Every line below should be copied exactly; drop the pictures.

[start of PROVIDED DATA]

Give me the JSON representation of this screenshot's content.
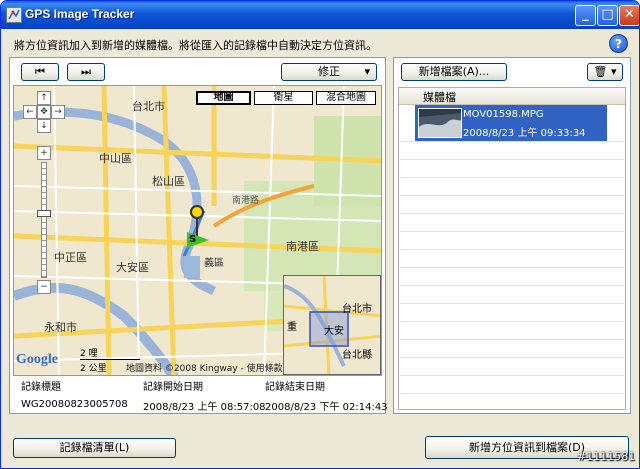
{
  "window": {
    "title": "GPS Image Tracker",
    "min_label": "_",
    "max_label": "□",
    "close_label": "✕"
  },
  "instruction": "將方位資訊加入到新增的媒體檔。將從匯入的記錄檔中自動決定方位資訊。",
  "help_label": "?",
  "toolbar": {
    "prev_label": "⏮",
    "next_label": "⏭",
    "correct_label": "修正",
    "add_file_label": "新增檔案(A)...",
    "delete_label": "🗑"
  },
  "map": {
    "types": [
      "地圖",
      "衛星",
      "混合地圖"
    ],
    "active_type": "地圖",
    "nav": {
      "up": "↑",
      "down": "↓",
      "left": "←",
      "right": "→",
      "center": "✥",
      "zoom_in": "+",
      "zoom_out": "−"
    },
    "labels": {
      "taipei_city": "台北市",
      "zhongshan": "中山區",
      "songshan": "松山區",
      "nangang": "南港區",
      "zhongzheng": "中正區",
      "daan": "大安區",
      "xinyi": "義區",
      "yonghe": "永和市",
      "taipei_county": "台北縣",
      "nangang_road": "南港路",
      "google": "Google",
      "scale_top": "2 哩",
      "scale_bottom": "2 公里",
      "copyright": "地圖資料 ©2008 Kingway - 使用條款",
      "start_marker": "S"
    },
    "overview_labels": {
      "a": "台北市",
      "b": "大安",
      "c": "台北縣",
      "d": "重"
    }
  },
  "log_info": {
    "headers": [
      "記錄標題",
      "記錄開始日期",
      "記錄結束日期"
    ],
    "values": [
      "WG20080823005708",
      "2008/8/23 上午 08:57:08",
      "2008/8/23 下午 02:14:43"
    ]
  },
  "media_list": {
    "header": "媒體檔",
    "items": [
      {
        "filename": "MOV01598.MPG",
        "date": "2008/8/23 上午 09:33:34",
        "selected": true
      }
    ]
  },
  "footer": {
    "log_list_label": "記錄檔清單(L)",
    "save_label": "新增方位資訊到檔案(D)"
  },
  "watermark": "#1111581"
}
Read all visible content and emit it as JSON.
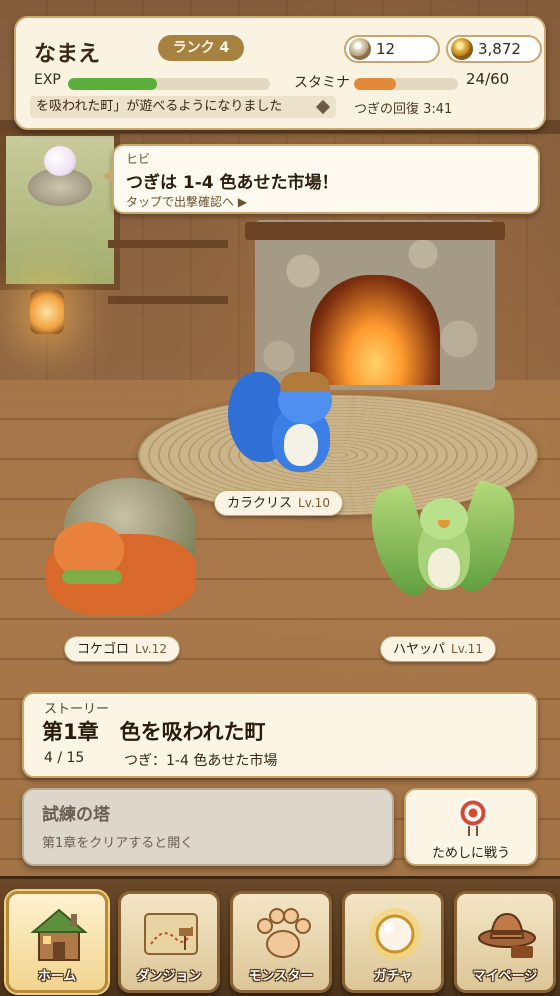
{
  "player": {
    "name": "なまえ",
    "rank": "ランク 4",
    "gems": "12",
    "gold": "3,872",
    "exp_label": "EXP",
    "exp_fill": 0.44,
    "stamina_label": "スタミナ",
    "stamina_value": "24/60",
    "stamina_fill": 0.4,
    "ticker": "を吸われた町」が遊べるようになりました",
    "recovery": "つぎの回復 3:41"
  },
  "guide": {
    "speaker": "ヒビ",
    "message": "つぎは 1-4 色あせた市場！",
    "hint": "タップで出撃確認へ ▶"
  },
  "monsters": [
    {
      "name": "カラクリス",
      "level": "Lv.10"
    },
    {
      "name": "コケゴロ",
      "level": "Lv.12"
    },
    {
      "name": "ハヤッパ",
      "level": "Lv.11"
    }
  ],
  "story": {
    "tag": "ストーリー",
    "title": "第1章　色を吸われた町",
    "progress": "4 / 15",
    "next": "つぎ：1-4 色あせた市場"
  },
  "tower": {
    "title": "試練の塔",
    "description": "第1章をクリアすると開く"
  },
  "trial": {
    "label": "ためしに戦う"
  },
  "nav": [
    {
      "label": "ホーム",
      "icon": "house-icon",
      "active": true
    },
    {
      "label": "ダンジョン",
      "icon": "map-icon",
      "active": false
    },
    {
      "label": "モンスター",
      "icon": "paw-icon",
      "active": false
    },
    {
      "label": "ガチャ",
      "icon": "orb-icon",
      "active": false
    },
    {
      "label": "マイページ",
      "icon": "hat-icon",
      "active": false
    }
  ],
  "colors": {
    "exp_bar": "#5aae3c",
    "stamina_bar": "#e3893a",
    "panel_bg": "#fbf3e1",
    "panel_border": "#c9a873"
  }
}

[end of PROVIDED DATA]

* **IN RESPONSE**
Give me the JSON representation of this screenshot's content.
{
  "window": {
    "title": "GPS Image Tracker",
    "min_label": "_",
    "max_label": "□",
    "close_label": "✕"
  },
  "instruction": "將方位資訊加入到新增的媒體檔。將從匯入的記錄檔中自動決定方位資訊。",
  "help_label": "?",
  "toolbar": {
    "prev_label": "⏮",
    "next_label": "⏭",
    "correct_label": "修正",
    "add_file_label": "新增檔案(A)...",
    "delete_label": "🗑"
  },
  "map": {
    "types": [
      "地圖",
      "衛星",
      "混合地圖"
    ],
    "active_type": "地圖",
    "nav": {
      "up": "↑",
      "down": "↓",
      "left": "←",
      "right": "→",
      "center": "✥",
      "zoom_in": "+",
      "zoom_out": "−"
    },
    "labels": {
      "taipei_city": "台北市",
      "zhongshan": "中山區",
      "songshan": "松山區",
      "nangang": "南港區",
      "zhongzheng": "中正區",
      "daan": "大安區",
      "xinyi": "義區",
      "yonghe": "永和市",
      "taipei_county": "台北縣",
      "nangang_road": "南港路",
      "google": "Google",
      "scale_top": "2 哩",
      "scale_bottom": "2 公里",
      "copyright": "地圖資料 ©2008 Kingway - 使用條款",
      "start_marker": "S"
    },
    "overview_labels": {
      "a": "台北市",
      "b": "大安",
      "c": "台北縣",
      "d": "重"
    }
  },
  "log_info": {
    "headers": [
      "記錄標題",
      "記錄開始日期",
      "記錄結束日期"
    ],
    "values": [
      "WG20080823005708",
      "2008/8/23 上午 08:57:08",
      "2008/8/23 下午 02:14:43"
    ]
  },
  "media_list": {
    "header": "媒體檔",
    "items": [
      {
        "filename": "MOV01598.MPG",
        "date": "2008/8/23 上午 09:33:34",
        "selected": true
      }
    ]
  },
  "footer": {
    "log_list_label": "記錄檔清單(L)",
    "save_label": "新增方位資訊到檔案(D)"
  },
  "watermark": "#1111581"
}
Read all visible content and emit it as JSON.
{
  "player": {
    "name": "なまえ",
    "rank": "ランク 4",
    "gems": "12",
    "gold": "3,872",
    "exp_label": "EXP",
    "exp_fill": 0.44,
    "stamina_label": "スタミナ",
    "stamina_value": "24/60",
    "stamina_fill": 0.4,
    "ticker": "を吸われた町」が遊べるようになりました",
    "recovery": "つぎの回復 3:41"
  },
  "guide": {
    "speaker": "ヒビ",
    "message": "つぎは 1-4 色あせた市場！",
    "hint": "タップで出撃確認へ ▶"
  },
  "monsters": [
    {
      "name": "カラクリス",
      "level": "Lv.10"
    },
    {
      "name": "コケゴロ",
      "level": "Lv.12"
    },
    {
      "name": "ハヤッパ",
      "level": "Lv.11"
    }
  ],
  "story": {
    "tag": "ストーリー",
    "title": "第1章　色を吸われた町",
    "progress": "4 / 15",
    "next": "つぎ：1-4 色あせた市場"
  },
  "tower": {
    "title": "試練の塔",
    "description": "第1章をクリアすると開く"
  },
  "trial": {
    "label": "ためしに戦う"
  },
  "nav": [
    {
      "label": "ホーム",
      "icon": "house-icon",
      "active": true
    },
    {
      "label": "ダンジョン",
      "icon": "map-icon",
      "active": false
    },
    {
      "label": "モンスター",
      "icon": "paw-icon",
      "active": false
    },
    {
      "label": "ガチャ",
      "icon": "orb-icon",
      "active": false
    },
    {
      "label": "マイページ",
      "icon": "hat-icon",
      "active": false
    }
  ],
  "colors": {
    "exp_bar": "#5aae3c",
    "stamina_bar": "#e3893a",
    "panel_bg": "#fbf3e1",
    "panel_border": "#c9a873"
  }
}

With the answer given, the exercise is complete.